• What the task asks: Output every record below exactly as it appears.

(Entries taken from a collection)
:::
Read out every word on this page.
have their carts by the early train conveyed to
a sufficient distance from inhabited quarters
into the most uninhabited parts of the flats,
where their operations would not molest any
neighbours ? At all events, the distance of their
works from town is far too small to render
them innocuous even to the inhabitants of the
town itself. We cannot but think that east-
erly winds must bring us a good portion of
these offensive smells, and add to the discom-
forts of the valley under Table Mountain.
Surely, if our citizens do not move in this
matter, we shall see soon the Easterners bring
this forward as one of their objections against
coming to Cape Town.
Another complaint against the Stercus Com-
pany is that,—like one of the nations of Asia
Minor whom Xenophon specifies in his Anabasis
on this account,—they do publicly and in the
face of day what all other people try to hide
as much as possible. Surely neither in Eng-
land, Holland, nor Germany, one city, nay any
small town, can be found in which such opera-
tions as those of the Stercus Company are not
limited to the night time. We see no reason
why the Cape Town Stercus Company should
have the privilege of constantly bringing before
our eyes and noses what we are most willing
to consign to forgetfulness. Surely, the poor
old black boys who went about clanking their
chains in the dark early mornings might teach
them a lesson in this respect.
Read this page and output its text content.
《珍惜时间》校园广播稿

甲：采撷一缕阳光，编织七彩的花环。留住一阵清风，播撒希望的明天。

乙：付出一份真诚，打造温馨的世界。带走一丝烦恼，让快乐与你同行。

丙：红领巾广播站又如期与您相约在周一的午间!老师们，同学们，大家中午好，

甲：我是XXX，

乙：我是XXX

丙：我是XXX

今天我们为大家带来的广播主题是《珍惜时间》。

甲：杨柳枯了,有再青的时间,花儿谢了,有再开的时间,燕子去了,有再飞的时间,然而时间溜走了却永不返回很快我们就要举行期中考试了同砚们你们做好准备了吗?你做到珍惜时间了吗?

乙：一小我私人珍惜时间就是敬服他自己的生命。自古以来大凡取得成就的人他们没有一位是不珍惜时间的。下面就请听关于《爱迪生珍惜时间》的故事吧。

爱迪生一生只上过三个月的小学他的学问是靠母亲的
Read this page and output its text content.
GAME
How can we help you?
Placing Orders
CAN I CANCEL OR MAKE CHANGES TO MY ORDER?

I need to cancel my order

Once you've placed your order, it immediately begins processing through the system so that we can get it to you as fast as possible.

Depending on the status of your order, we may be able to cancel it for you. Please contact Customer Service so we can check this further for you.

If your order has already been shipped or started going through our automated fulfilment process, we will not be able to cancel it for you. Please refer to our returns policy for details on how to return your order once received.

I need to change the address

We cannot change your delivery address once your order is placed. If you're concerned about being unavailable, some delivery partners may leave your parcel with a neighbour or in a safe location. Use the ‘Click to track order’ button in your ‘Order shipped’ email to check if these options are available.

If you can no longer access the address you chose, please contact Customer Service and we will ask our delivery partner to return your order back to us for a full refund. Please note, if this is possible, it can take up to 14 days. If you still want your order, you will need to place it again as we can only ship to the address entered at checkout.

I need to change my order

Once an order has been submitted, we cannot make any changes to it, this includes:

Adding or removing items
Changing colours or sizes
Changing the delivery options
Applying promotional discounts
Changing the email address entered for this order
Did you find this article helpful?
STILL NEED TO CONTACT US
:::
• Written response:
Read out every word on this page.
have their carts by the early train conveyed to
a sufficient distance from inhabited quarters
into the most uninhabited parts of the flats,
where their operations would not molest any
neighbours ? At all events, the distance of their
works from town is far too small to render
them innocuous even to the inhabitants of the
town itself. We cannot but think that east-
erly winds must bring us a good portion of
these offensive smells, and add to the discom-
forts of the valley under Table Mountain.
Surely, if our citizens do not move in this
matter, we shall see soon the Easterners bring
this forward as one of their objections against
coming to Cape Town.
Another complaint against the Stercus Com-
pany is that,—like one of the nations of Asia
Minor whom Xenophon specifies in his Anabasis
on this account,—they do publicly and in the
face of day what all other people try to hide
as much as possible. Surely neither in Eng-
land, Holland, nor Germany, one city, nay any
small town, can be found in which such opera-
tions as those of the Stercus Company are not
limited to the night time. We see no reason
why the Cape Town Stercus Company should
have the privilege of constantly bringing before
our eyes and noses what we are most willing
to consign to forgetfulness. Surely, the poor
old black boys who went about clanking their
chains in the dark early mornings might teach
them a lesson in this respect.
Read this page and output its text content.
《珍惜时间》校园广播稿

甲：采撷一缕阳光，编织七彩的花环。留住一阵清风，播撒希望的明天。

乙：付出一份真诚，打造温馨的世界。带走一丝烦恼，让快乐与你同行。

丙：红领巾广播站又如期与您相约在周一的午间!老师们，同学们，大家中午好，

甲：我是XXX，

乙：我是XXX

丙：我是XXX

今天我们为大家带来的广播主题是《珍惜时间》。

甲：杨柳枯了,有再青的时间,花儿谢了,有再开的时间,燕子去了,有再飞的时间,然而时间溜走了却永不返回很快我们就要举行期中考试了同砚们你们做好准备了吗?你做到珍惜时间了吗?

乙：一小我私人珍惜时间就是敬服他自己的生命。自古以来大凡取得成就的人他们没有一位是不珍惜时间的。下面就请听关于《爱迪生珍惜时间》的故事吧。

爱迪生一生只上过三个月的小学他的学问是靠母亲的
Read this page and output its text content.
GAME
How can we help you?
Placing Orders
CAN I CANCEL OR MAKE CHANGES TO MY ORDER?

I need to cancel my order

Once you've placed your order, it immediately begins processing through the system so that we can get it to you as fast as possible.

Depending on the status of your order, we may be able to cancel it for you. Please contact Customer Service so we can check this further for you.

If your order has already been shipped or started going through our automated fulfilment process, we will not be able to cancel it for you. Please refer to our returns policy for details on how to return your order once received.

I need to change the address

We cannot change your delivery address once your order is placed. If you're concerned about being unavailable, some delivery partners may leave your parcel with a neighbour or in a safe location. Use the ‘Click to track order’ button in your ‘Order shipped’ email to check if these options are available.

If you can no longer access the address you chose, please contact Customer Service and we will ask our delivery partner to return your order back to us for a full refund. Please note, if this is possible, it can take up to 14 days. If you still want your order, you will need to place it again as we can only ship to the address entered at checkout.

I need to change my order

Once an order has been submitted, we cannot make any changes to it, this includes:

Adding or removing items
Changing colours or sizes
Changing the delivery options
Applying promotional discounts
Changing the email address entered for this order
Did you find this article helpful?
STILL NEED TO CONTACT US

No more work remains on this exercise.